Copy the lines below verbatim, starting with the line that contains "List every element" and ending after the line that contains "y-tick-label: -100 — [21, 361, 43, 373]".

• [GIVEN INFORMATION]:
+ + + +

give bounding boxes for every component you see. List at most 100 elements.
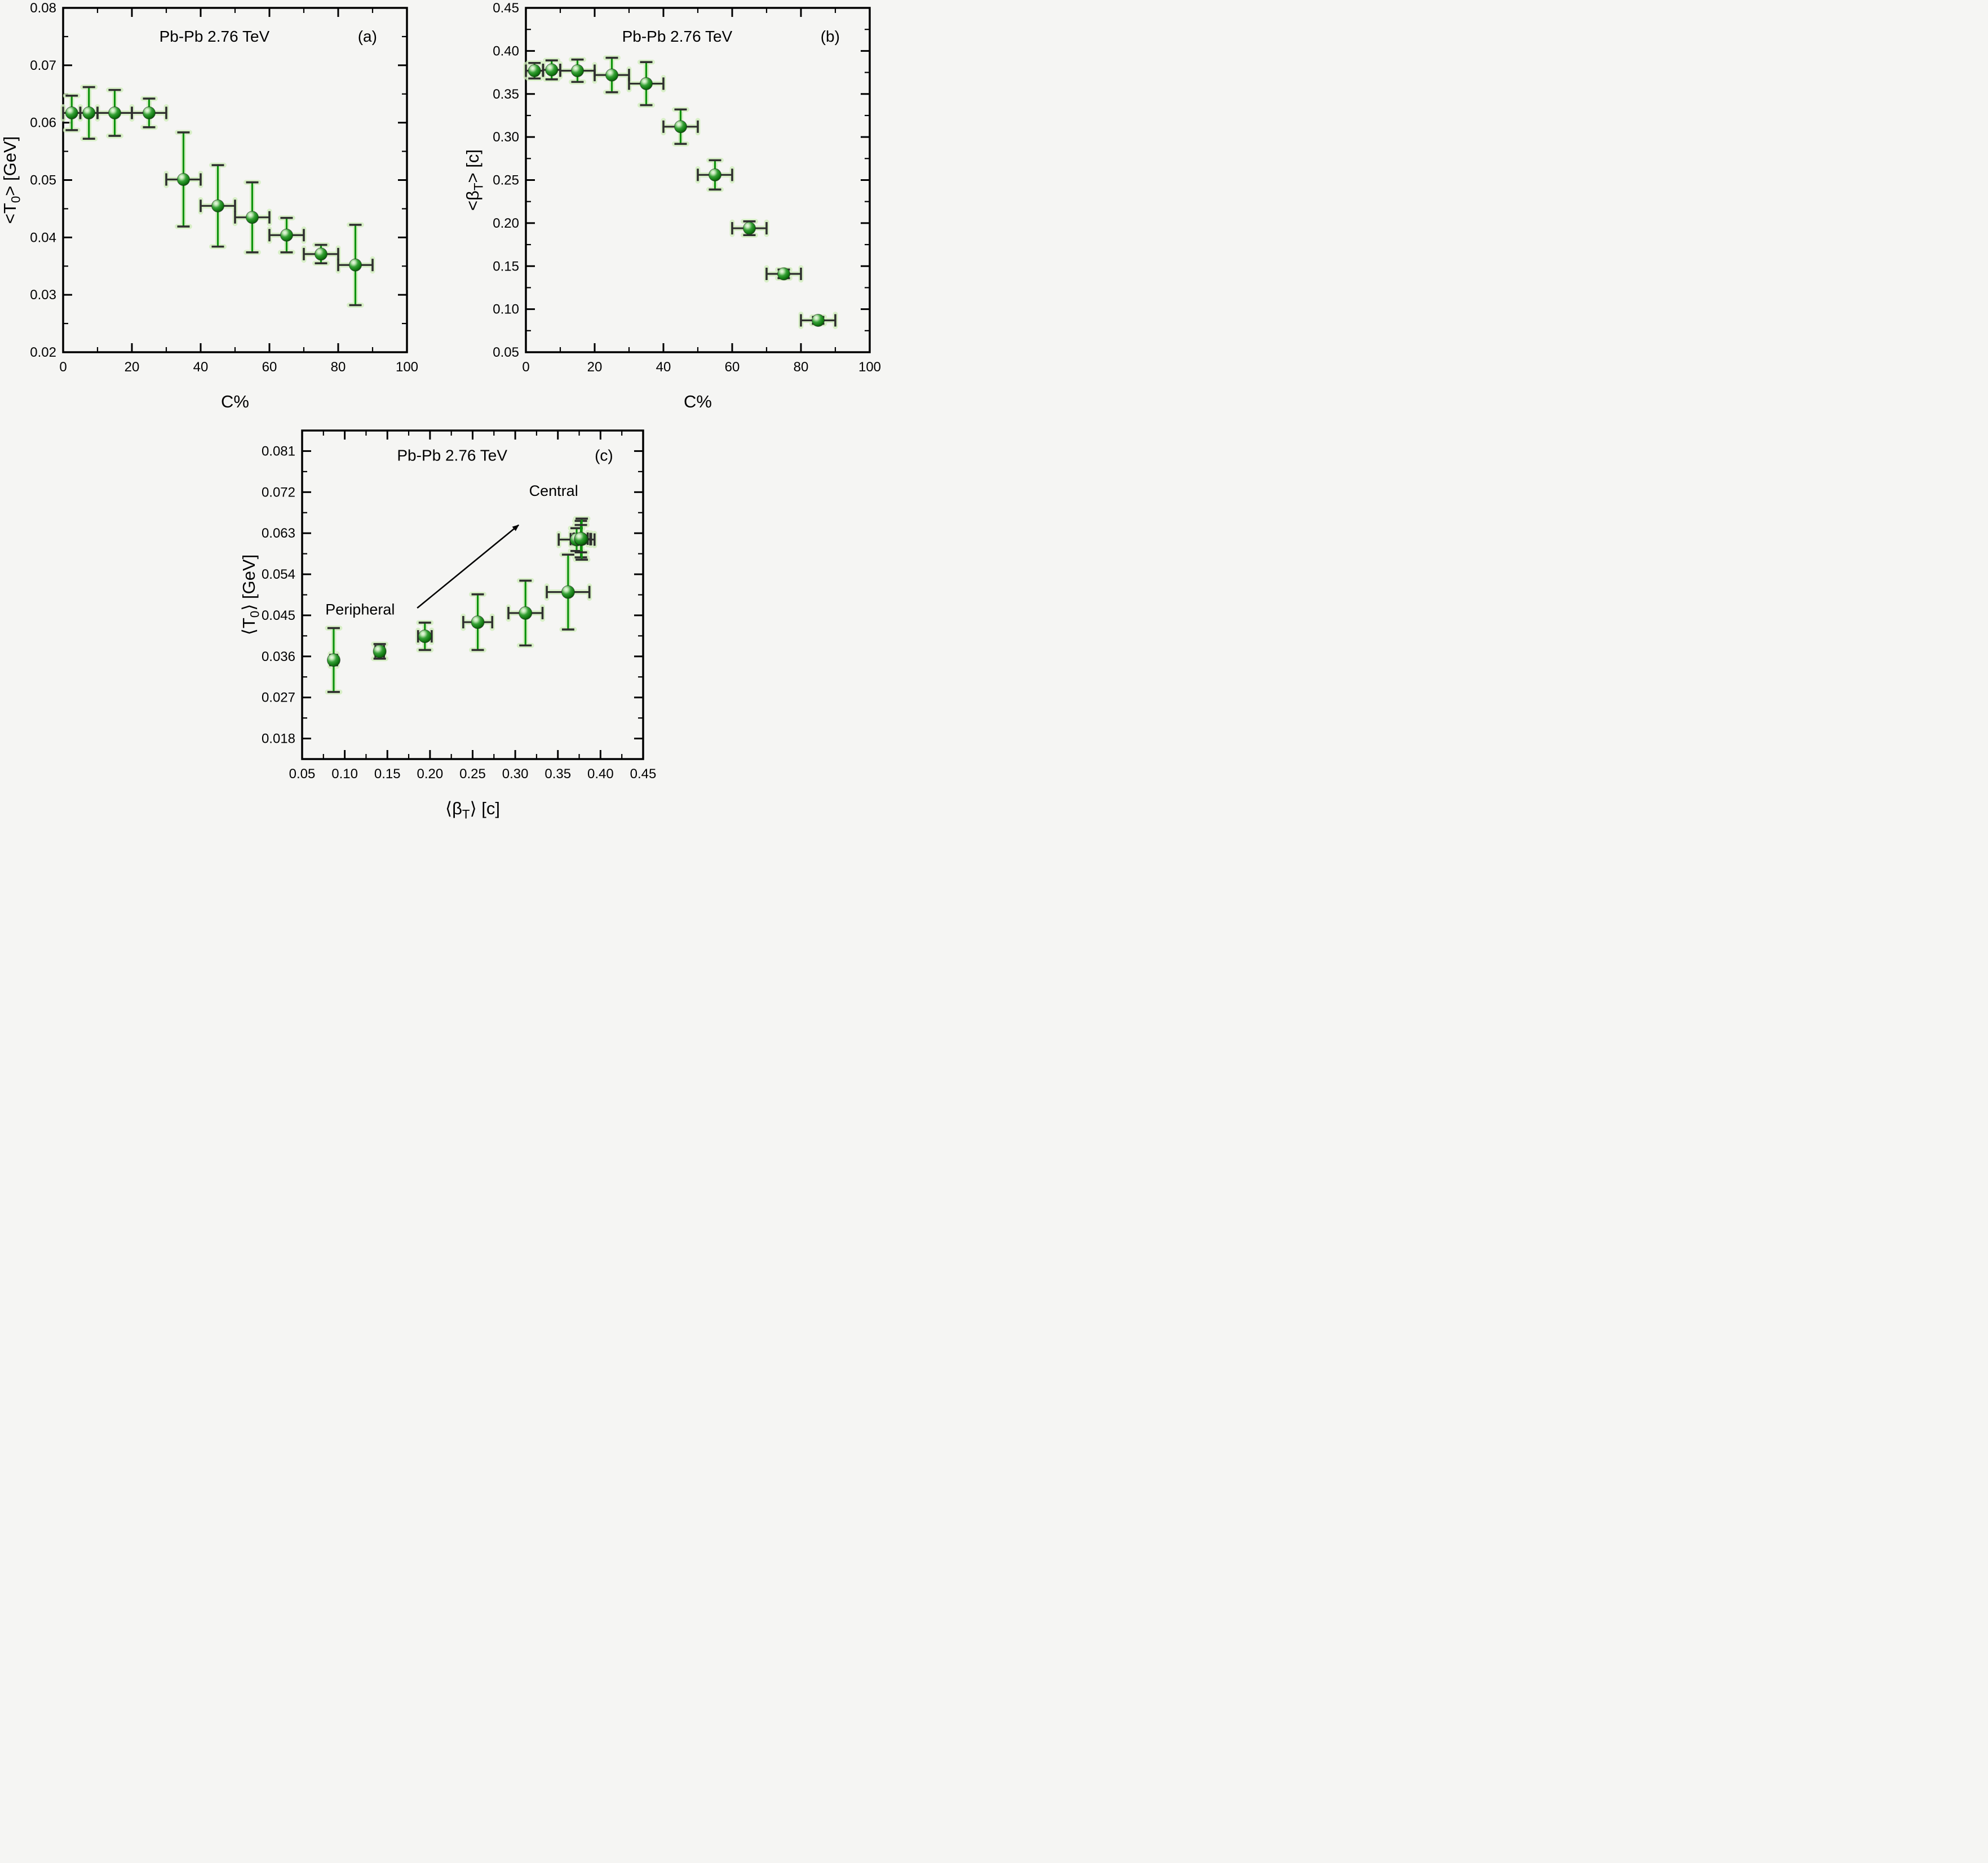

+ + + +

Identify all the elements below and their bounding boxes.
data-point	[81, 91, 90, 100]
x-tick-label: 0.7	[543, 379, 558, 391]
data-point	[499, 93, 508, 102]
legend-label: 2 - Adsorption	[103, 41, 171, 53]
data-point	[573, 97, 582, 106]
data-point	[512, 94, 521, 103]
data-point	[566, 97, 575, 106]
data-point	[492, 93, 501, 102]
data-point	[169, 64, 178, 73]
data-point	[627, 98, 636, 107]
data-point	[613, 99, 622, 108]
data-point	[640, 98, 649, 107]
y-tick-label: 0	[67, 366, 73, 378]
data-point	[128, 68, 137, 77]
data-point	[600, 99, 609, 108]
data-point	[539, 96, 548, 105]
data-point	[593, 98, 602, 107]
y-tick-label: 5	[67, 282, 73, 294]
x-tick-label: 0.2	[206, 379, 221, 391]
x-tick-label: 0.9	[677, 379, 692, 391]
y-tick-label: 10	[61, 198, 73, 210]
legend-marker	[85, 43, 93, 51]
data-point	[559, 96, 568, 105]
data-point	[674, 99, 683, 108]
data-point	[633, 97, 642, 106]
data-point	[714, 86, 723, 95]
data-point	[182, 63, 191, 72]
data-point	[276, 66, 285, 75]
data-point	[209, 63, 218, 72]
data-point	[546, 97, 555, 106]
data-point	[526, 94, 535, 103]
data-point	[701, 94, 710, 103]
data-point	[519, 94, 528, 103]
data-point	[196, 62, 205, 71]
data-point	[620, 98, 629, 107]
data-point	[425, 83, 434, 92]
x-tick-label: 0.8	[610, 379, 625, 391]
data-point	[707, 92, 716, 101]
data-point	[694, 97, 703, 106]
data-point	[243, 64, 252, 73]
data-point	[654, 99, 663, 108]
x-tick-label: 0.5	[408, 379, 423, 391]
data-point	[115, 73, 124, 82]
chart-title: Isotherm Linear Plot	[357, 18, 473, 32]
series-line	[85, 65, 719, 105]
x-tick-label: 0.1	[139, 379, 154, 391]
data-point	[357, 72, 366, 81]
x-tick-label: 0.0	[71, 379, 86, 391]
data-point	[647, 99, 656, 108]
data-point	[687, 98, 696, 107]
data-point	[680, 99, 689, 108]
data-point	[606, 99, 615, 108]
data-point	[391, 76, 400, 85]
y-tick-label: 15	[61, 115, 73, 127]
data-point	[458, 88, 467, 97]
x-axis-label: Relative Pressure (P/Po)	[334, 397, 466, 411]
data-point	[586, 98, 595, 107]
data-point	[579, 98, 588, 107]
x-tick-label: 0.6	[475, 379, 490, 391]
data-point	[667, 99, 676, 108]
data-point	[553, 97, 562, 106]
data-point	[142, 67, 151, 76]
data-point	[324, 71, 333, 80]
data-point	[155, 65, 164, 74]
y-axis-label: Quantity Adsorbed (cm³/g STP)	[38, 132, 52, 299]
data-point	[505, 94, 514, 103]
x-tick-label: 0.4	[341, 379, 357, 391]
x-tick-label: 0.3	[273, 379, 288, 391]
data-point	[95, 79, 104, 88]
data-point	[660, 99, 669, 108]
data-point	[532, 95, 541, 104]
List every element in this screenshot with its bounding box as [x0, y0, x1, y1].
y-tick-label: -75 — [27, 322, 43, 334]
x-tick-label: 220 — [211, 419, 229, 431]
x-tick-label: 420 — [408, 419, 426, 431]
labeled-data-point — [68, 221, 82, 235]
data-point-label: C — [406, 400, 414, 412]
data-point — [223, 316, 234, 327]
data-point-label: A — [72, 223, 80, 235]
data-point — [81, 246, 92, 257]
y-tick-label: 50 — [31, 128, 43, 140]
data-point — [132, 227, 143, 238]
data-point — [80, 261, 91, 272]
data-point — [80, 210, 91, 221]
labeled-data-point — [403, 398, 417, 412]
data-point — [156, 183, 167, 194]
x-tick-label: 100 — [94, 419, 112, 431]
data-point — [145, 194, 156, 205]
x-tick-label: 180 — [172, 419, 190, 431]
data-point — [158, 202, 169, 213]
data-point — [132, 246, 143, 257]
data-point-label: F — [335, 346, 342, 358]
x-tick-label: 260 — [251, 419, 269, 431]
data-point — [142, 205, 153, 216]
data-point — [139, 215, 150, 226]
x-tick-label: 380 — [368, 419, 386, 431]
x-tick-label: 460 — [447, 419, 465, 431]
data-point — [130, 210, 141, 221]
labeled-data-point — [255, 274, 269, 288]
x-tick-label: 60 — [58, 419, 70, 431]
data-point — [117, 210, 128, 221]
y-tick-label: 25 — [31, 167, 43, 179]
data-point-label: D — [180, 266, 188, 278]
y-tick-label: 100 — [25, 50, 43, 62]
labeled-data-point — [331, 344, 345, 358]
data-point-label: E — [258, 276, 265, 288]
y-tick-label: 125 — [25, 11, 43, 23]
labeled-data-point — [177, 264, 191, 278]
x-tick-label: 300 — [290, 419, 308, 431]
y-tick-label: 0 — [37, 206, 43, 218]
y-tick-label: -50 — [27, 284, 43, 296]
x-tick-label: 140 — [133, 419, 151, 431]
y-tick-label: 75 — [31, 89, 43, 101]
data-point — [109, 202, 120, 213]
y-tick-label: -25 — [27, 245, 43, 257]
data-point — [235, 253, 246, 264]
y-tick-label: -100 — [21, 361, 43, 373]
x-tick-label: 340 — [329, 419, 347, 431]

+ + + +

• [OUTPUT OF THE EXERCISE]:
List every element in this screenshot with its bounding box as [x0, y0, x1, y1].
y-tick-label: -75 — [27, 322, 43, 334]
x-tick-label: 220 — [211, 419, 229, 431]
x-tick-label: 420 — [408, 419, 426, 431]
labeled-data-point — [68, 221, 82, 235]
data-point-label: C — [406, 400, 414, 412]
data-point — [223, 316, 234, 327]
data-point-label: A — [72, 223, 80, 235]
data-point — [81, 246, 92, 257]
y-tick-label: 50 — [31, 128, 43, 140]
data-point — [132, 227, 143, 238]
data-point — [80, 261, 91, 272]
data-point — [80, 210, 91, 221]
labeled-data-point — [403, 398, 417, 412]
data-point — [156, 183, 167, 194]
x-tick-label: 100 — [94, 419, 112, 431]
data-point — [145, 194, 156, 205]
x-tick-label: 180 — [172, 419, 190, 431]
data-point — [158, 202, 169, 213]
data-point — [132, 246, 143, 257]
data-point-label: F — [335, 346, 342, 358]
x-tick-label: 260 — [251, 419, 269, 431]
data-point — [142, 205, 153, 216]
data-point — [139, 215, 150, 226]
x-tick-label: 380 — [368, 419, 386, 431]
x-tick-label: 460 — [447, 419, 465, 431]
data-point — [130, 210, 141, 221]
labeled-data-point — [255, 274, 269, 288]
x-tick-label: 60 — [58, 419, 70, 431]
data-point — [117, 210, 128, 221]
y-tick-label: 25 — [31, 167, 43, 179]
data-point-label: D — [180, 266, 188, 278]
y-tick-label: 100 — [25, 50, 43, 62]
labeled-data-point — [331, 344, 345, 358]
data-point-label: E — [258, 276, 265, 288]
y-tick-label: 125 — [25, 11, 43, 23]
labeled-data-point — [177, 264, 191, 278]
x-tick-label: 300 — [290, 419, 308, 431]
y-tick-label: 0 — [37, 206, 43, 218]
y-tick-label: -50 — [27, 284, 43, 296]
x-tick-label: 140 — [133, 419, 151, 431]
y-tick-label: 75 — [31, 89, 43, 101]
data-point — [109, 202, 120, 213]
y-tick-label: -25 — [27, 245, 43, 257]
data-point — [235, 253, 246, 264]
y-tick-label: -100 — [21, 361, 43, 373]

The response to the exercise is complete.